[start of Dataset extract]

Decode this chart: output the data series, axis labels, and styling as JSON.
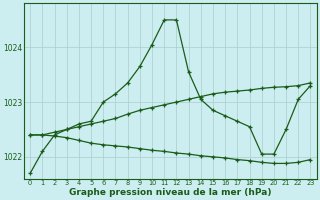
{
  "title": "Graphe pression niveau de la mer (hPa)",
  "background_color": "#cceef0",
  "grid_color": "#aacccc",
  "line_color": "#1a5c1a",
  "hours": [
    0,
    1,
    2,
    3,
    4,
    5,
    6,
    7,
    8,
    9,
    10,
    11,
    12,
    13,
    14,
    15,
    16,
    17,
    18,
    19,
    20,
    21,
    22,
    23
  ],
  "series_actual": [
    1021.7,
    1022.1,
    1022.4,
    1022.5,
    1022.6,
    1022.65,
    1023.0,
    1023.15,
    1023.35,
    1023.65,
    1024.05,
    1024.5,
    1024.5,
    1023.55,
    1023.05,
    1022.85,
    1022.75,
    1022.65,
    1022.55,
    1022.05,
    1022.05,
    1022.5,
    1023.05,
    1023.3
  ],
  "series_max": [
    1022.4,
    1022.4,
    1022.45,
    1022.5,
    1022.55,
    1022.6,
    1022.65,
    1022.7,
    1022.78,
    1022.85,
    1022.9,
    1022.95,
    1023.0,
    1023.05,
    1023.1,
    1023.15,
    1023.18,
    1023.2,
    1023.22,
    1023.25,
    1023.27,
    1023.28,
    1023.3,
    1023.35
  ],
  "series_min": [
    1022.4,
    1022.4,
    1022.38,
    1022.35,
    1022.3,
    1022.25,
    1022.22,
    1022.2,
    1022.18,
    1022.15,
    1022.12,
    1022.1,
    1022.07,
    1022.05,
    1022.02,
    1022.0,
    1021.98,
    1021.95,
    1021.93,
    1021.9,
    1021.88,
    1021.88,
    1021.9,
    1021.95
  ],
  "ylim_min": 1021.6,
  "ylim_max": 1024.8,
  "yticks": [
    1022,
    1023,
    1024
  ],
  "title_fontsize": 6.5,
  "marker": "+"
}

[end of Dataset extract]

Output the entries above exactly, without their pictures.

_Worked solution_
Decode this chart: output the data series, axis labels, and styling as JSON.
{
  "title": "Graphe pression niveau de la mer (hPa)",
  "background_color": "#cceef0",
  "grid_color": "#aacccc",
  "line_color": "#1a5c1a",
  "hours": [
    0,
    1,
    2,
    3,
    4,
    5,
    6,
    7,
    8,
    9,
    10,
    11,
    12,
    13,
    14,
    15,
    16,
    17,
    18,
    19,
    20,
    21,
    22,
    23
  ],
  "series_actual": [
    1021.7,
    1022.1,
    1022.4,
    1022.5,
    1022.6,
    1022.65,
    1023.0,
    1023.15,
    1023.35,
    1023.65,
    1024.05,
    1024.5,
    1024.5,
    1023.55,
    1023.05,
    1022.85,
    1022.75,
    1022.65,
    1022.55,
    1022.05,
    1022.05,
    1022.5,
    1023.05,
    1023.3
  ],
  "series_max": [
    1022.4,
    1022.4,
    1022.45,
    1022.5,
    1022.55,
    1022.6,
    1022.65,
    1022.7,
    1022.78,
    1022.85,
    1022.9,
    1022.95,
    1023.0,
    1023.05,
    1023.1,
    1023.15,
    1023.18,
    1023.2,
    1023.22,
    1023.25,
    1023.27,
    1023.28,
    1023.3,
    1023.35
  ],
  "series_min": [
    1022.4,
    1022.4,
    1022.38,
    1022.35,
    1022.3,
    1022.25,
    1022.22,
    1022.2,
    1022.18,
    1022.15,
    1022.12,
    1022.1,
    1022.07,
    1022.05,
    1022.02,
    1022.0,
    1021.98,
    1021.95,
    1021.93,
    1021.9,
    1021.88,
    1021.88,
    1021.9,
    1021.95
  ],
  "ylim_min": 1021.6,
  "ylim_max": 1024.8,
  "yticks": [
    1022,
    1023,
    1024
  ],
  "title_fontsize": 6.5,
  "marker": "+"
}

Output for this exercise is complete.